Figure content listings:
....

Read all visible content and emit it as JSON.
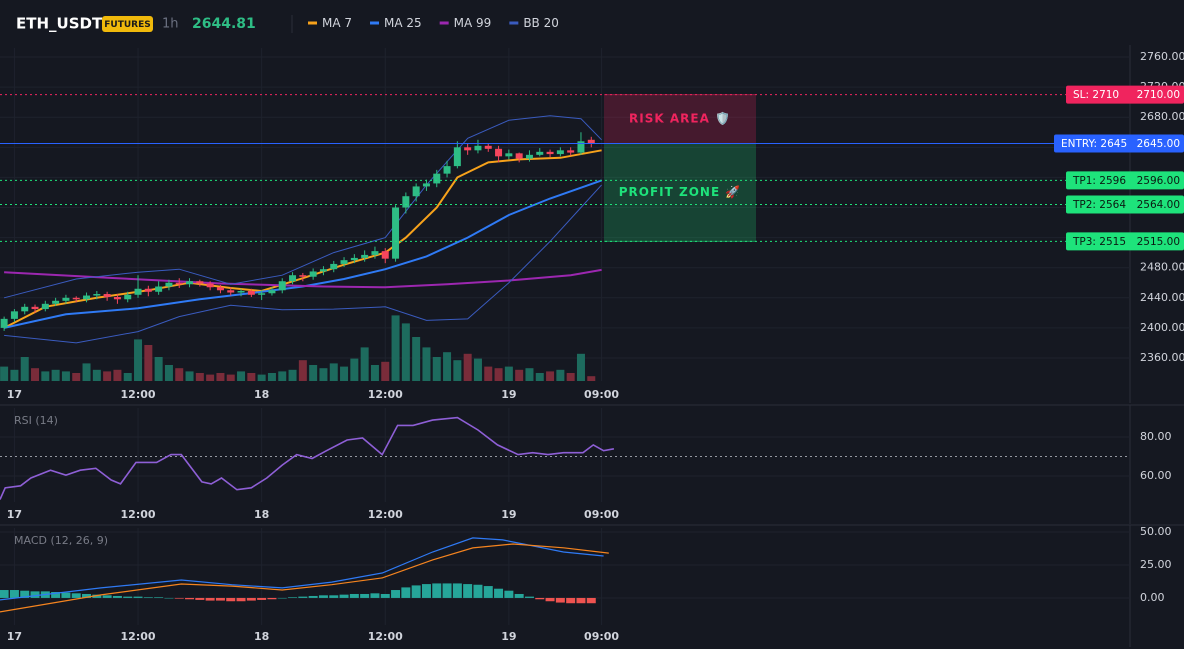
{
  "chart_data": [
    {
      "type": "candlestick",
      "title": "ETH_USDT",
      "badge": "FUTURES",
      "interval": "1h",
      "last_price": 2644.81,
      "up_color": "#2ebd85",
      "down_color": "#f6465d",
      "grid": true,
      "xlim": [
        -1.4,
        108.3
      ],
      "xticks": [
        {
          "value": 0,
          "label": "17"
        },
        {
          "value": 12,
          "label": "12:00"
        },
        {
          "value": 24,
          "label": "18"
        },
        {
          "value": 36,
          "label": "12:00"
        },
        {
          "value": 48,
          "label": "19"
        },
        {
          "value": 57,
          "label": "09:00"
        }
      ],
      "ylim": [
        2329.4,
        2772
      ],
      "yticks": [
        {
          "value": 2360,
          "label": "2360.00"
        },
        {
          "value": 2400,
          "label": "2400.00"
        },
        {
          "value": 2440,
          "label": "2440.00"
        },
        {
          "value": 2480,
          "label": "2480.00"
        },
        {
          "value": 2520,
          "label": "2520.00"
        },
        {
          "value": 2560,
          "label": "2560.00"
        },
        {
          "value": 2600,
          "label": "2600.00"
        },
        {
          "value": 2640,
          "label": "2640.00"
        },
        {
          "value": 2680,
          "label": "2680.00"
        },
        {
          "value": 2720,
          "label": "2720.00"
        },
        {
          "value": 2760,
          "label": "2760.00"
        }
      ],
      "x": [
        -1,
        0,
        1,
        2,
        3,
        4,
        5,
        6,
        7,
        8,
        9,
        10,
        11,
        12,
        13,
        14,
        15,
        16,
        17,
        18,
        19,
        20,
        21,
        22,
        23,
        24,
        25,
        26,
        27,
        28,
        29,
        30,
        31,
        32,
        33,
        34,
        35,
        36,
        37,
        38,
        39,
        40,
        41,
        42,
        43,
        44,
        45,
        46,
        47,
        48,
        49,
        50,
        51,
        52,
        53,
        54,
        55,
        56
      ],
      "open": [
        2400,
        2412,
        2422,
        2428,
        2425,
        2432,
        2436,
        2440,
        2438,
        2443,
        2445,
        2441,
        2438,
        2444,
        2452,
        2448,
        2455,
        2460,
        2458,
        2462,
        2459,
        2454,
        2450,
        2447,
        2449,
        2444,
        2446,
        2450,
        2462,
        2470,
        2468,
        2475,
        2478,
        2485,
        2490,
        2493,
        2497,
        2502,
        2492,
        2560,
        2575,
        2588,
        2592,
        2605,
        2615,
        2640,
        2636,
        2642,
        2638,
        2628,
        2632,
        2625,
        2630,
        2634,
        2631,
        2636,
        2633,
        2650
      ],
      "high": [
        2415,
        2425,
        2432,
        2431,
        2436,
        2440,
        2444,
        2442,
        2447,
        2449,
        2448,
        2445,
        2448,
        2470,
        2456,
        2462,
        2464,
        2466,
        2466,
        2464,
        2462,
        2457,
        2454,
        2452,
        2452,
        2450,
        2454,
        2466,
        2474,
        2473,
        2479,
        2482,
        2489,
        2494,
        2498,
        2503,
        2508,
        2506,
        2563,
        2580,
        2592,
        2597,
        2610,
        2622,
        2648,
        2645,
        2650,
        2645,
        2642,
        2637,
        2633,
        2636,
        2639,
        2637,
        2640,
        2640,
        2660,
        2654
      ],
      "low": [
        2396,
        2408,
        2418,
        2420,
        2422,
        2429,
        2432,
        2434,
        2434,
        2438,
        2436,
        2432,
        2434,
        2440,
        2442,
        2444,
        2450,
        2453,
        2454,
        2455,
        2450,
        2446,
        2443,
        2442,
        2441,
        2437,
        2443,
        2446,
        2458,
        2462,
        2464,
        2470,
        2474,
        2481,
        2486,
        2488,
        2492,
        2486,
        2488,
        2552,
        2568,
        2582,
        2587,
        2600,
        2612,
        2630,
        2632,
        2634,
        2620,
        2624,
        2620,
        2621,
        2628,
        2627,
        2628,
        2629,
        2630,
        2640
      ],
      "close": [
        2412,
        2422,
        2428,
        2425,
        2432,
        2436,
        2440,
        2438,
        2443,
        2445,
        2441,
        2438,
        2444,
        2452,
        2448,
        2455,
        2460,
        2458,
        2462,
        2459,
        2454,
        2450,
        2447,
        2449,
        2444,
        2446,
        2450,
        2462,
        2470,
        2468,
        2475,
        2478,
        2485,
        2490,
        2493,
        2497,
        2502,
        2492,
        2560,
        2575,
        2588,
        2592,
        2605,
        2615,
        2640,
        2636,
        2642,
        2638,
        2628,
        2632,
        2625,
        2630,
        2634,
        2631,
        2636,
        2633,
        2648,
        2644.81
      ],
      "volume": {
        "ylim": [
          0,
          125
        ],
        "up_color": "#1d6b5e",
        "down_color": "#7a2c3a",
        "values": [
          18,
          14,
          30,
          16,
          12,
          14,
          12,
          10,
          22,
          14,
          12,
          14,
          10,
          52,
          45,
          30,
          20,
          16,
          12,
          10,
          8,
          10,
          8,
          12,
          10,
          8,
          10,
          12,
          14,
          26,
          20,
          16,
          22,
          18,
          28,
          42,
          20,
          24,
          82,
          72,
          55,
          42,
          30,
          36,
          26,
          34,
          28,
          18,
          16,
          18,
          14,
          16,
          10,
          12,
          14,
          10,
          34,
          6
        ]
      },
      "series": [
        {
          "name": "MA 7",
          "color": "#f7a21b",
          "x": [
            -1,
            3,
            8,
            13,
            17,
            21,
            24,
            28,
            32,
            36,
            38,
            41,
            43,
            46,
            49,
            53,
            57
          ],
          "values": [
            2400,
            2428,
            2440,
            2450,
            2460,
            2453,
            2449,
            2466,
            2484,
            2500,
            2520,
            2560,
            2600,
            2620,
            2624,
            2626,
            2636
          ]
        },
        {
          "name": "MA 25",
          "color": "#2f7af5",
          "x": [
            -1,
            5,
            12,
            18,
            24,
            28,
            32,
            36,
            40,
            44,
            48,
            52,
            57
          ],
          "values": [
            2400,
            2418,
            2426,
            2438,
            2448,
            2455,
            2465,
            2478,
            2495,
            2520,
            2550,
            2572,
            2596
          ]
        },
        {
          "name": "MA 99",
          "color": "#9c27b0",
          "x": [
            -1,
            10,
            20,
            30,
            36,
            42,
            48,
            54,
            57
          ],
          "values": [
            2474,
            2466,
            2459,
            2455,
            2454,
            2458,
            2463,
            2470,
            2477
          ]
        },
        {
          "name": "BB 20",
          "color": "#3a5bbf",
          "x": [
            -1,
            6,
            12,
            16,
            21,
            26,
            31,
            36,
            40,
            44,
            48,
            52,
            55,
            57
          ],
          "upper": [
            2440,
            2465,
            2474,
            2478,
            2458,
            2470,
            2500,
            2520,
            2590,
            2652,
            2676,
            2682,
            2678,
            2650
          ],
          "lower": [
            2390,
            2380,
            2395,
            2415,
            2430,
            2424,
            2425,
            2428,
            2410,
            2412,
            2460,
            2515,
            2560,
            2590
          ]
        }
      ],
      "levels": [
        {
          "label": "SL: 2710",
          "value": 2710,
          "axis_label": "2710.00",
          "color": "#f0245e"
        },
        {
          "label": "ENTRY: 2645",
          "value": 2645,
          "axis_label": "2645.00",
          "color": "#2962ff"
        },
        {
          "label": "TP1: 2596",
          "value": 2596,
          "axis_label": "2596.00",
          "color": "#1ee37b"
        },
        {
          "label": "TP2: 2564",
          "value": 2564,
          "axis_label": "2564.00",
          "color": "#1ee37b"
        },
        {
          "label": "TP3: 2515",
          "value": 2515,
          "axis_label": "2515.00",
          "color": "#1ee37b"
        }
      ],
      "zones": [
        {
          "label": "RISK AREA 🛡️",
          "from": 2645,
          "to": 2710,
          "color": "#f0245e"
        },
        {
          "label": "PROFIT ZONE 🚀",
          "from": 2515,
          "to": 2645,
          "color": "#1ee37b"
        }
      ]
    },
    {
      "type": "line",
      "title": "RSI (14)",
      "grid": true,
      "ref_line": 70,
      "xlim": [
        -1.4,
        108.3
      ],
      "xticks": [
        {
          "value": 0,
          "label": "17"
        },
        {
          "value": 12,
          "label": "12:00"
        },
        {
          "value": 24,
          "label": "18"
        },
        {
          "value": 36,
          "label": "12:00"
        },
        {
          "value": 48,
          "label": "19"
        },
        {
          "value": 57,
          "label": "09:00"
        }
      ],
      "ylim": [
        46.7,
        94.9
      ],
      "yticks": [
        {
          "value": 60,
          "label": "60.00"
        },
        {
          "value": 80,
          "label": "80.00"
        }
      ],
      "series": [
        {
          "color": "#8e5fd6",
          "x": [
            -1.4,
            -0.9,
            0.6,
            1.6,
            3.5,
            5,
            6.4,
            7.9,
            9.4,
            10.3,
            11.8,
            13.8,
            15.2,
            16.2,
            18.2,
            19.1,
            20.1,
            21.6,
            23,
            24.5,
            26,
            27.4,
            28.9,
            30.3,
            32.3,
            33.8,
            35.7,
            37.2,
            38.7,
            40.6,
            43,
            45,
            46.9,
            48.9,
            50.3,
            51.8,
            53.3,
            55.2,
            56.2,
            57.2,
            58.2
          ],
          "values": [
            48,
            54,
            55,
            59,
            63,
            60.5,
            63,
            64,
            58,
            56,
            67,
            67,
            71,
            71,
            57,
            56,
            59,
            53,
            54,
            59,
            65.6,
            71,
            69,
            73,
            78.5,
            79.5,
            71,
            86,
            86,
            88.7,
            90,
            83.6,
            76,
            71,
            72,
            71,
            72,
            72,
            76,
            73,
            74
          ]
        }
      ]
    },
    {
      "type": "macd",
      "title": "MACD (12, 26, 9)",
      "grid": true,
      "xlim": [
        -1.4,
        108.3
      ],
      "xticks": [
        {
          "value": 0,
          "label": "17"
        },
        {
          "value": 12,
          "label": "12:00"
        },
        {
          "value": 24,
          "label": "18"
        },
        {
          "value": 36,
          "label": "12:00"
        },
        {
          "value": 48,
          "label": "19"
        },
        {
          "value": 57,
          "label": "09:00"
        }
      ],
      "ylim": [
        -20.5,
        53
      ],
      "yticks": [
        {
          "value": 0,
          "label": "0.00"
        },
        {
          "value": 25,
          "label": "25.00"
        },
        {
          "value": 50,
          "label": "50.00"
        }
      ],
      "histogram": {
        "up_color": "#26a69a",
        "down_color": "#ef5350",
        "x": [
          -1,
          0,
          1,
          2,
          3,
          4,
          5,
          6,
          7,
          8,
          9,
          10,
          11,
          12,
          13,
          14,
          15,
          16,
          17,
          18,
          19,
          20,
          21,
          22,
          23,
          24,
          25,
          26,
          27,
          28,
          29,
          30,
          31,
          32,
          33,
          34,
          35,
          36,
          37,
          38,
          39,
          40,
          41,
          42,
          43,
          44,
          45,
          46,
          47,
          48,
          49,
          50,
          51,
          52,
          53,
          54,
          55,
          56
        ],
        "values": [
          6,
          6,
          5.5,
          5,
          5,
          4.5,
          4,
          3.5,
          3,
          2.5,
          2,
          1.5,
          1,
          1,
          0.5,
          0.5,
          0,
          -0.5,
          -1,
          -1.5,
          -2,
          -2,
          -2.5,
          -2.5,
          -2,
          -1.5,
          -1,
          0,
          0.5,
          1,
          1.5,
          2,
          2,
          2.5,
          3,
          3,
          3.5,
          3,
          6,
          8,
          9.5,
          10.5,
          11,
          11,
          11,
          10.5,
          10,
          9,
          7,
          5.5,
          3,
          1,
          -1,
          -2.5,
          -3.5,
          -4,
          -4,
          -4
        ]
      },
      "series": [
        {
          "color": "#2f7af5",
          "x": [
            -1.4,
            8.4,
            16.2,
            21.1,
            26,
            30.8,
            35.7,
            40.6,
            44.5,
            47.4,
            49.4,
            53.3,
            57.2
          ],
          "values": [
            -1.5,
            7.6,
            13.6,
            10,
            7.6,
            12,
            18.9,
            34.8,
            45.5,
            44,
            40.9,
            34.8,
            31.8
          ]
        },
        {
          "color": "#f5841f",
          "x": [
            -1.4,
            8.4,
            16.2,
            21.1,
            26,
            30.8,
            35.7,
            40.6,
            44.5,
            48.4,
            53.3,
            57.7
          ],
          "values": [
            -10.6,
            2.3,
            10.6,
            9,
            6,
            10,
            15.2,
            28.8,
            37.9,
            40.9,
            38,
            34
          ]
        }
      ]
    }
  ]
}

....

● **Challenge**
From the listing above, pick out every line containing "type".

● **Exercise solution**
      "type": "candlestick",
      "type": "line",
      "type": "macd",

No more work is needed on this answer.